EXERCISE PROMPT
Locate all lines with the word "times" and copy them out.
# RECORDS SHOWN start
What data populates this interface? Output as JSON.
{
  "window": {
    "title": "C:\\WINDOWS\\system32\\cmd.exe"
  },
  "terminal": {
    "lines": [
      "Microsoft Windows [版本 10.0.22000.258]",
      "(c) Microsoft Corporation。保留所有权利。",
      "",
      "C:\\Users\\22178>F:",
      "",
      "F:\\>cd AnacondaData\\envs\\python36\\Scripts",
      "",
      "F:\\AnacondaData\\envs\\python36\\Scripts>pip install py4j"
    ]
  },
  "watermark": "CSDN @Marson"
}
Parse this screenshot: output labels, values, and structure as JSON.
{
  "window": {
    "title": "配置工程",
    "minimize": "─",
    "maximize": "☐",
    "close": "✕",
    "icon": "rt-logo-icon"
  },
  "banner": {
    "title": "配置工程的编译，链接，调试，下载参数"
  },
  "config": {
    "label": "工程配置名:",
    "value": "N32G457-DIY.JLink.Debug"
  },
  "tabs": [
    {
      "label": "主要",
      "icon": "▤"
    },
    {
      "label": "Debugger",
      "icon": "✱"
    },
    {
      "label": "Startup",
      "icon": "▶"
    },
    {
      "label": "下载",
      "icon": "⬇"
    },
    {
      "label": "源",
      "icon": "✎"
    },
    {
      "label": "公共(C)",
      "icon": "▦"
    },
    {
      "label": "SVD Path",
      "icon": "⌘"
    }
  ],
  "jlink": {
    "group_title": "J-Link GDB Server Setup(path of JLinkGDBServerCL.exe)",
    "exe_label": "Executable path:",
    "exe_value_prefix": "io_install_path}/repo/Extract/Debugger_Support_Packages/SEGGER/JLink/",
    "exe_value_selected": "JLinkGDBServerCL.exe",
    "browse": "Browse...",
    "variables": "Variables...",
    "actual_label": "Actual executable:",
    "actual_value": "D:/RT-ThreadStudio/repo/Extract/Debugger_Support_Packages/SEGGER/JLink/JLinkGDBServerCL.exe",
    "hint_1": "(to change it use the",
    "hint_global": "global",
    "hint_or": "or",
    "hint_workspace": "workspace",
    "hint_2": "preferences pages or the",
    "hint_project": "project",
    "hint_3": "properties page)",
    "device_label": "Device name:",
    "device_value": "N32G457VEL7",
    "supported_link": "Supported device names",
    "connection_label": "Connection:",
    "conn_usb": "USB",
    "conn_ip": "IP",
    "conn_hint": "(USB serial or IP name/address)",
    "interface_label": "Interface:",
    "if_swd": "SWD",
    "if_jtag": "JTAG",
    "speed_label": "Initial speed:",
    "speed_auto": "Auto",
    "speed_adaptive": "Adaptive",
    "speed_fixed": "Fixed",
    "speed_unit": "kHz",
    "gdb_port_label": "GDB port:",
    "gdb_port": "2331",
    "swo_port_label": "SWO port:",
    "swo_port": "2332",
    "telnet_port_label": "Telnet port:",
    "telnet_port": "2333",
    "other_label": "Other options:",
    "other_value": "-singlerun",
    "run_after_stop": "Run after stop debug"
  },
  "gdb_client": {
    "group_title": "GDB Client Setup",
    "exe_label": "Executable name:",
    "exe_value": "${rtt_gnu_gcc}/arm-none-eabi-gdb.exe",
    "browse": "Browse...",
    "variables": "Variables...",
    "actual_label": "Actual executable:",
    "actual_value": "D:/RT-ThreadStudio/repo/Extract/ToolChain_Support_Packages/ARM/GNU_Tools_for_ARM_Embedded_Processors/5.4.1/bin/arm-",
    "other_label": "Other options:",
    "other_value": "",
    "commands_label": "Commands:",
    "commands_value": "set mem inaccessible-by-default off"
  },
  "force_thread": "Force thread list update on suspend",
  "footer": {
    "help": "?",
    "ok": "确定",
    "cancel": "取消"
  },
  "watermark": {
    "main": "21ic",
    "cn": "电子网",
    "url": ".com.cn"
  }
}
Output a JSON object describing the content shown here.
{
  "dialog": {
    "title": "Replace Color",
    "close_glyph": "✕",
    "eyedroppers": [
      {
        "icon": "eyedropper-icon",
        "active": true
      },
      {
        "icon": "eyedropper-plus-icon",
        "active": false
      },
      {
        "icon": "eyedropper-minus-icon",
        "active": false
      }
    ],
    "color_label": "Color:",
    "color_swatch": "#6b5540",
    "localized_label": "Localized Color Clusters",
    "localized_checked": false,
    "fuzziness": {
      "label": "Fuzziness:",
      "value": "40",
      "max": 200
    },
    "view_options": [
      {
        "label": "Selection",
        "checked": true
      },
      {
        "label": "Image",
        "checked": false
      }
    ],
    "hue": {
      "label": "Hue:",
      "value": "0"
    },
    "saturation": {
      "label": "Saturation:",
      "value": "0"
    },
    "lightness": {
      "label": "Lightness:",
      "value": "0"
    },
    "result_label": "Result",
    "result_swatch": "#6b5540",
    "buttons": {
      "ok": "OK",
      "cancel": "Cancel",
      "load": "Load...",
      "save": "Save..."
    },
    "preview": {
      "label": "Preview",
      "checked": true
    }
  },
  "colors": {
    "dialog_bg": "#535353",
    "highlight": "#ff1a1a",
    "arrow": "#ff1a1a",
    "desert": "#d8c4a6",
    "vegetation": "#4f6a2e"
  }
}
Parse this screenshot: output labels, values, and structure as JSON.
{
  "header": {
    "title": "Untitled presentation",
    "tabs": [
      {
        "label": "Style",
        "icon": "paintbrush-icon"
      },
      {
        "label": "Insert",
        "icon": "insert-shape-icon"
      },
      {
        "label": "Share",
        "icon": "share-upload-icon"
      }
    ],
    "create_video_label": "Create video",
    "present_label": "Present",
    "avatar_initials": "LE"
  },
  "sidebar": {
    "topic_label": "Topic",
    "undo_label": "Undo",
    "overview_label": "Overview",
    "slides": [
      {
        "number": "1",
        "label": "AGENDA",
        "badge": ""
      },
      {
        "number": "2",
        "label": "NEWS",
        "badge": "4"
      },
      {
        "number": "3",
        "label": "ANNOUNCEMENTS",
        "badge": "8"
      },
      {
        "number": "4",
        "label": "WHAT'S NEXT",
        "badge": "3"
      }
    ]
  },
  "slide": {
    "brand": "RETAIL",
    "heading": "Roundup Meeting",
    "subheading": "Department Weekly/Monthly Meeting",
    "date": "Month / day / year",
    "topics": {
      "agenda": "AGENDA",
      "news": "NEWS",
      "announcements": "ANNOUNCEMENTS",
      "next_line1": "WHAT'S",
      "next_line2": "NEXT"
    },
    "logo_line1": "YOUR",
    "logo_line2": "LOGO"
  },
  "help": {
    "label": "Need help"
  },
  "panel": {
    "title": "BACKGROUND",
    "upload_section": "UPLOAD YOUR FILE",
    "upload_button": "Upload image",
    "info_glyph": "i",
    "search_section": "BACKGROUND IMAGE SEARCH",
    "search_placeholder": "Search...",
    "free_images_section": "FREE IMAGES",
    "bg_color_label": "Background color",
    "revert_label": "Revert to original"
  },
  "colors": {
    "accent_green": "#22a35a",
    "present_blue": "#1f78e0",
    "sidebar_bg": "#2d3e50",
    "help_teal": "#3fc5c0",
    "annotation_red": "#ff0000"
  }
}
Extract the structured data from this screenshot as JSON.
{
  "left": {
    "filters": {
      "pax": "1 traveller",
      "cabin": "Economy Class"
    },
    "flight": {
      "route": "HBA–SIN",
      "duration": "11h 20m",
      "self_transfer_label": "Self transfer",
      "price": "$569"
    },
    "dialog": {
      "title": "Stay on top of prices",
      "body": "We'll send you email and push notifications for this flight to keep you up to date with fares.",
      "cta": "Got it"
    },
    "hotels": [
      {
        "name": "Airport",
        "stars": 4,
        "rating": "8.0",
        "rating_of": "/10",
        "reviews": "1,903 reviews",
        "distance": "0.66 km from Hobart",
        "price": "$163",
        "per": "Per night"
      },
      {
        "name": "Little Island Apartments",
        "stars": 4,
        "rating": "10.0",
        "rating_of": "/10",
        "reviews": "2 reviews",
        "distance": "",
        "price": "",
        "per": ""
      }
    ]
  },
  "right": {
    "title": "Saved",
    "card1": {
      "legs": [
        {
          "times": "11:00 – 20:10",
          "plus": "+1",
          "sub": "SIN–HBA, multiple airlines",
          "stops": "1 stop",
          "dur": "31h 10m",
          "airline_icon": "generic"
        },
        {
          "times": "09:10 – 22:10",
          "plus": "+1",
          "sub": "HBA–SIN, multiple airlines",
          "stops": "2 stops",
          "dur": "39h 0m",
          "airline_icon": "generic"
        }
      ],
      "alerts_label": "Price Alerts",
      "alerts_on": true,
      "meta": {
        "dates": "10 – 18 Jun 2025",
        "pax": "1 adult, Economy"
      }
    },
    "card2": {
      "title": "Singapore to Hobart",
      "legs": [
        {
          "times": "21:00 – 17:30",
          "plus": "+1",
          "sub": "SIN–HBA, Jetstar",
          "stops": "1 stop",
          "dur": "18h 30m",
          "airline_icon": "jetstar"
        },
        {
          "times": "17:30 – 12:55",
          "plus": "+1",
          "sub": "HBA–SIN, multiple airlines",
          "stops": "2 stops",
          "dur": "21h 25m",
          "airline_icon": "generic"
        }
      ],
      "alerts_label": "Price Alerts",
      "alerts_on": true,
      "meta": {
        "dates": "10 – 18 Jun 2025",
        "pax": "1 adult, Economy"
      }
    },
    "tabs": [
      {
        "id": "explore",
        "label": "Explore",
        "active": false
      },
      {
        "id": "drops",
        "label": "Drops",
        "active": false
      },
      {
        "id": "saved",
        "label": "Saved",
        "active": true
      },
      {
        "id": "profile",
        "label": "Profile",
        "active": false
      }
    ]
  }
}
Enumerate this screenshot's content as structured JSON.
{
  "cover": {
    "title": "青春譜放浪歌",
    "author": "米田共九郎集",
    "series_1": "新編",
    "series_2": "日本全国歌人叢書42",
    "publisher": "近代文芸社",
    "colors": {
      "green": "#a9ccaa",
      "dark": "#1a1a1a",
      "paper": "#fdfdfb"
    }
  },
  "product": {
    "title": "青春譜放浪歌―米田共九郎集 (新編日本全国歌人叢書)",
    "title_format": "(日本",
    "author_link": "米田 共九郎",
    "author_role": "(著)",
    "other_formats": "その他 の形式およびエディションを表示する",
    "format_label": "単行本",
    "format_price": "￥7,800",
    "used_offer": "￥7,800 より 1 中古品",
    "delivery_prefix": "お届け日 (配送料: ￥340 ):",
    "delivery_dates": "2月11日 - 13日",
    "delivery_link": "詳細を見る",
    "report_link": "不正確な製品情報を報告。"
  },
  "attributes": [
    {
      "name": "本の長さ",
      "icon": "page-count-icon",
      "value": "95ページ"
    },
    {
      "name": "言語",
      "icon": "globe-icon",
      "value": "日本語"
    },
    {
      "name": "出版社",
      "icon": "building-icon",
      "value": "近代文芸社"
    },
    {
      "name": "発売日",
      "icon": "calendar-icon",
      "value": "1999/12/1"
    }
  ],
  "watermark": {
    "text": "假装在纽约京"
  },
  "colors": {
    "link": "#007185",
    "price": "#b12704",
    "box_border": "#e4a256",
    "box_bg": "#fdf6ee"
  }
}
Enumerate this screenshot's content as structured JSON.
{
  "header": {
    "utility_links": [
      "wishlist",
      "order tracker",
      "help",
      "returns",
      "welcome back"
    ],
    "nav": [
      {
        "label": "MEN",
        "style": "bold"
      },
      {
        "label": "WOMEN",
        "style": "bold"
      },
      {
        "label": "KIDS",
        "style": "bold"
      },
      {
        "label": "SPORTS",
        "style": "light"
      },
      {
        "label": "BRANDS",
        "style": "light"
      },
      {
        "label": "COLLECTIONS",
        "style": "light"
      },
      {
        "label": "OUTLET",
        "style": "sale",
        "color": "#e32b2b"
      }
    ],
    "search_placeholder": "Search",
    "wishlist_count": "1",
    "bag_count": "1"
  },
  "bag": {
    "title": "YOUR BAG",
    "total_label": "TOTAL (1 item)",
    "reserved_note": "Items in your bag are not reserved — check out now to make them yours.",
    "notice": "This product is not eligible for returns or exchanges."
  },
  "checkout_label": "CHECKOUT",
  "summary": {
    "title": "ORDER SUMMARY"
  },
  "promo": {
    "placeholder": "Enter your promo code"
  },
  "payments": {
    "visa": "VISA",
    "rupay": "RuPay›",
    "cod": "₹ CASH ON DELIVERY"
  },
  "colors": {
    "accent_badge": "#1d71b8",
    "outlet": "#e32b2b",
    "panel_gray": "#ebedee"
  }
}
# RECORDS SHOWN end
OUTPUT FOR THIS EXERCISE
          "times": "11:00 – 20:10",
          "times": "09:10 – 22:10",
          "times": "21:00 – 17:30",
          "times": "17:30 – 12:55",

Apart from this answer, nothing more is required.